▸ Records for this exercise:
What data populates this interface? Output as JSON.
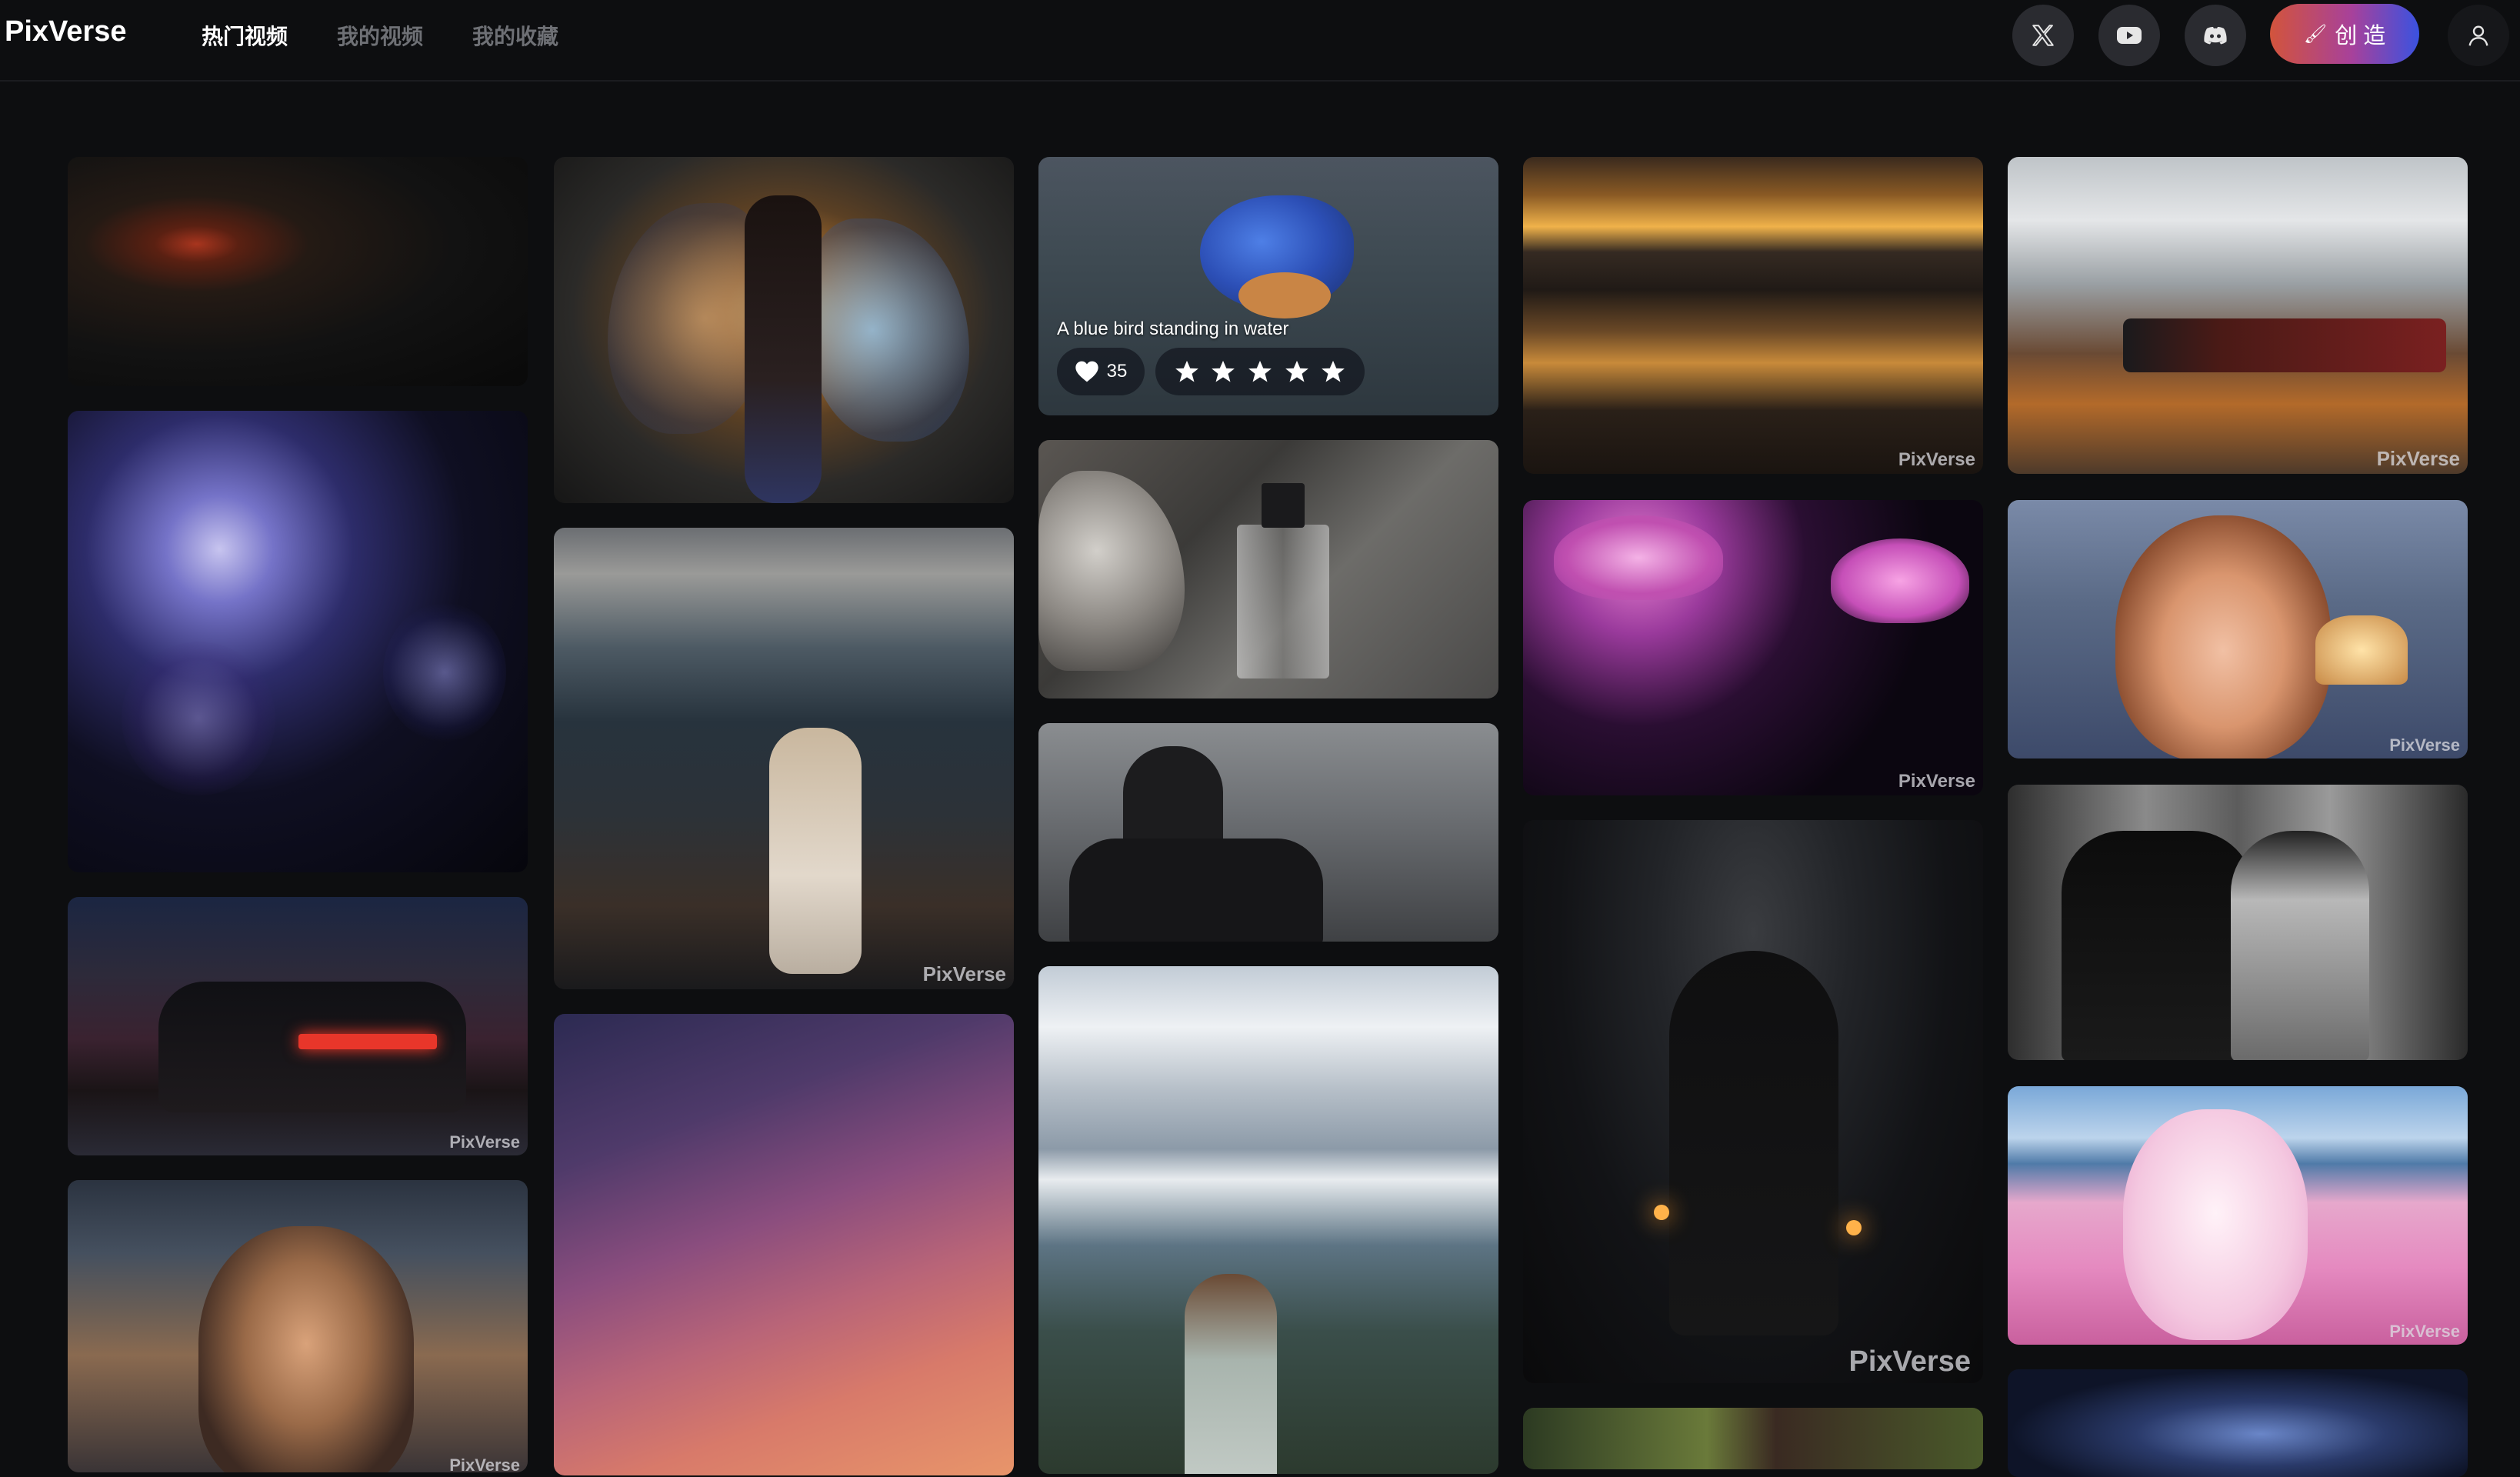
{
  "header": {
    "logo": "PixVerse",
    "tabs": [
      {
        "label": "热门视频",
        "active": true
      },
      {
        "label": "我的视频",
        "active": false
      },
      {
        "label": "我的收藏",
        "active": false
      }
    ],
    "icons": [
      "x-twitter-icon",
      "youtube-icon",
      "discord-icon",
      "user-icon"
    ],
    "create_label": "创 造",
    "create_icon": "brush-icon"
  },
  "watermark": "PixVerse",
  "featured": {
    "caption": "A blue bird standing in water",
    "likes": "35",
    "rating_stars": 5
  },
  "tiles": [
    {
      "subject": "red car driving on night road",
      "col": 1
    },
    {
      "subject": "glowing jellyfish in dark",
      "col": 1
    },
    {
      "subject": "muscle car on rainy neon city street",
      "col": 1,
      "watermark": true
    },
    {
      "subject": "woman with curly hair at sunset beach",
      "col": 1,
      "watermark": true
    },
    {
      "subject": "fairy with butterfly wings in forest",
      "col": 2
    },
    {
      "subject": "woman walking by lake at dusk",
      "col": 2,
      "watermark": true
    },
    {
      "subject": "purple pink sunset clouds",
      "col": 2
    },
    {
      "subject": "blue bird standing in water",
      "col": 3,
      "featured": true
    },
    {
      "subject": "perfume bottle on stone",
      "col": 3
    },
    {
      "subject": "rider on horse in medieval town",
      "col": 3
    },
    {
      "subject": "girl looking at snowy mountains",
      "col": 3
    },
    {
      "subject": "sunset over lake",
      "col": 4,
      "watermark": true
    },
    {
      "subject": "pink jellyfish reflections",
      "col": 4,
      "watermark": true
    },
    {
      "subject": "hooded figure in dark forest",
      "col": 4,
      "watermark": true
    },
    {
      "subject": "forest with person",
      "col": 4
    },
    {
      "subject": "steam train through village",
      "col": 5,
      "watermark": true
    },
    {
      "subject": "animated girl in bedroom",
      "col": 5,
      "watermark": true
    },
    {
      "subject": "black and white couple in rain",
      "col": 5
    },
    {
      "subject": "pink dog with glasses on beach",
      "col": 5,
      "watermark": true
    },
    {
      "subject": "dark night scene",
      "col": 5
    }
  ],
  "colors": {
    "background": "#0d0e10",
    "create_gradient_start": "#d2543c",
    "create_gradient_end": "#3a52e0",
    "icon_button_bg": "#2a2b30"
  }
}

▸ Goal: Repeat the lines above exactly, and keep every picture out.

▸ Exercise response:
What data populates this interface? Output as JSON.
{
  "header": {
    "logo": "PixVerse",
    "tabs": [
      {
        "label": "热门视频",
        "active": true
      },
      {
        "label": "我的视频",
        "active": false
      },
      {
        "label": "我的收藏",
        "active": false
      }
    ],
    "icons": [
      "x-twitter-icon",
      "youtube-icon",
      "discord-icon",
      "user-icon"
    ],
    "create_label": "创 造",
    "create_icon": "brush-icon"
  },
  "watermark": "PixVerse",
  "featured": {
    "caption": "A blue bird standing in water",
    "likes": "35",
    "rating_stars": 5
  },
  "tiles": [
    {
      "subject": "red car driving on night road",
      "col": 1
    },
    {
      "subject": "glowing jellyfish in dark",
      "col": 1
    },
    {
      "subject": "muscle car on rainy neon city street",
      "col": 1,
      "watermark": true
    },
    {
      "subject": "woman with curly hair at sunset beach",
      "col": 1,
      "watermark": true
    },
    {
      "subject": "fairy with butterfly wings in forest",
      "col": 2
    },
    {
      "subject": "woman walking by lake at dusk",
      "col": 2,
      "watermark": true
    },
    {
      "subject": "purple pink sunset clouds",
      "col": 2
    },
    {
      "subject": "blue bird standing in water",
      "col": 3,
      "featured": true
    },
    {
      "subject": "perfume bottle on stone",
      "col": 3
    },
    {
      "subject": "rider on horse in medieval town",
      "col": 3
    },
    {
      "subject": "girl looking at snowy mountains",
      "col": 3
    },
    {
      "subject": "sunset over lake",
      "col": 4,
      "watermark": true
    },
    {
      "subject": "pink jellyfish reflections",
      "col": 4,
      "watermark": true
    },
    {
      "subject": "hooded figure in dark forest",
      "col": 4,
      "watermark": true
    },
    {
      "subject": "forest with person",
      "col": 4
    },
    {
      "subject": "steam train through village",
      "col": 5,
      "watermark": true
    },
    {
      "subject": "animated girl in bedroom",
      "col": 5,
      "watermark": true
    },
    {
      "subject": "black and white couple in rain",
      "col": 5
    },
    {
      "subject": "pink dog with glasses on beach",
      "col": 5,
      "watermark": true
    },
    {
      "subject": "dark night scene",
      "col": 5
    }
  ],
  "colors": {
    "background": "#0d0e10",
    "create_gradient_start": "#d2543c",
    "create_gradient_end": "#3a52e0",
    "icon_button_bg": "#2a2b30"
  }
}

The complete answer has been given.